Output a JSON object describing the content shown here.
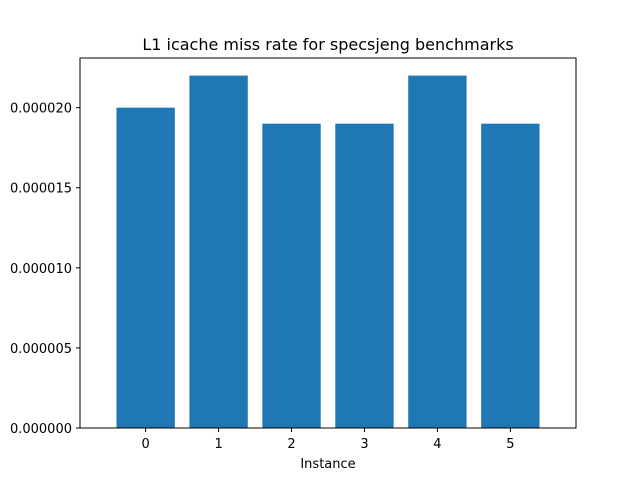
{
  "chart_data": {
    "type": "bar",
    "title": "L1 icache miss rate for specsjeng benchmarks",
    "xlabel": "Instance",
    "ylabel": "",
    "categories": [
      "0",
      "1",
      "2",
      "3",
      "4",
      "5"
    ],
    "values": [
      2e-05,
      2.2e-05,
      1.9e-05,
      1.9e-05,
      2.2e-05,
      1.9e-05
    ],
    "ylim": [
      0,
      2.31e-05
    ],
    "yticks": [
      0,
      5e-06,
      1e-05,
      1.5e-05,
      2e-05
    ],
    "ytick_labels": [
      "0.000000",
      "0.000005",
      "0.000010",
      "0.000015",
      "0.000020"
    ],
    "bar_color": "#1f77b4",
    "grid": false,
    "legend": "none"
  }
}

...

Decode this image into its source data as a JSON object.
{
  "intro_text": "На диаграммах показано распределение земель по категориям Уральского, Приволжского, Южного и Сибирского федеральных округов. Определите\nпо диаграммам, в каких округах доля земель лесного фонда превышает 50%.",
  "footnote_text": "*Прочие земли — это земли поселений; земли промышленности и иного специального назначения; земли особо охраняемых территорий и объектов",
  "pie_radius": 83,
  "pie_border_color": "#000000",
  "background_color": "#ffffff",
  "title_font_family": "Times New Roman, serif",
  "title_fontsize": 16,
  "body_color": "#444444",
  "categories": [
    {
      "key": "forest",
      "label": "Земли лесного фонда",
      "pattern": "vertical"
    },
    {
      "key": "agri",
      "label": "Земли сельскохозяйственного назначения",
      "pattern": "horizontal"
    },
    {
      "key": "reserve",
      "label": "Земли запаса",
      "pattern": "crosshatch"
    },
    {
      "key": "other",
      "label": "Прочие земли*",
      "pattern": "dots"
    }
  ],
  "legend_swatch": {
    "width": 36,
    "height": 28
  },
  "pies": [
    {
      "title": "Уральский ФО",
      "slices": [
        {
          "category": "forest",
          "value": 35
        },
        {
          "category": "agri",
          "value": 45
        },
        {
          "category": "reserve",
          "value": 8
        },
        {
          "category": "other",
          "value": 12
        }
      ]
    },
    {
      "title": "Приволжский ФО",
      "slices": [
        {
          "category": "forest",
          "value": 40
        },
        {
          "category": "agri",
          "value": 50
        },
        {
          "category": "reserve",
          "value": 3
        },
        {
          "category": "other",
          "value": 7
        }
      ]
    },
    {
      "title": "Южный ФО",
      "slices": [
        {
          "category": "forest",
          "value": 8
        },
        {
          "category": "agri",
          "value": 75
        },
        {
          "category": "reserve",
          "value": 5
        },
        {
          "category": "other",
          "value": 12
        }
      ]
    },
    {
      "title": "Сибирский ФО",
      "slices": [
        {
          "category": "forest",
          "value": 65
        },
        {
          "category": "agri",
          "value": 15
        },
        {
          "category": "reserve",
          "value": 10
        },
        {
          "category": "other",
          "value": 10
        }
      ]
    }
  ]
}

## [Exercise instructions]
Find all the lines containing "Прочие" in the material, then copy them.

## [Full answer]
  "footnote_text": "*Прочие земли — это земли поселений; земли промышленности и иного специального назначения; земли особо охраняемых территорий и объектов",
      "label": "Прочие земли*",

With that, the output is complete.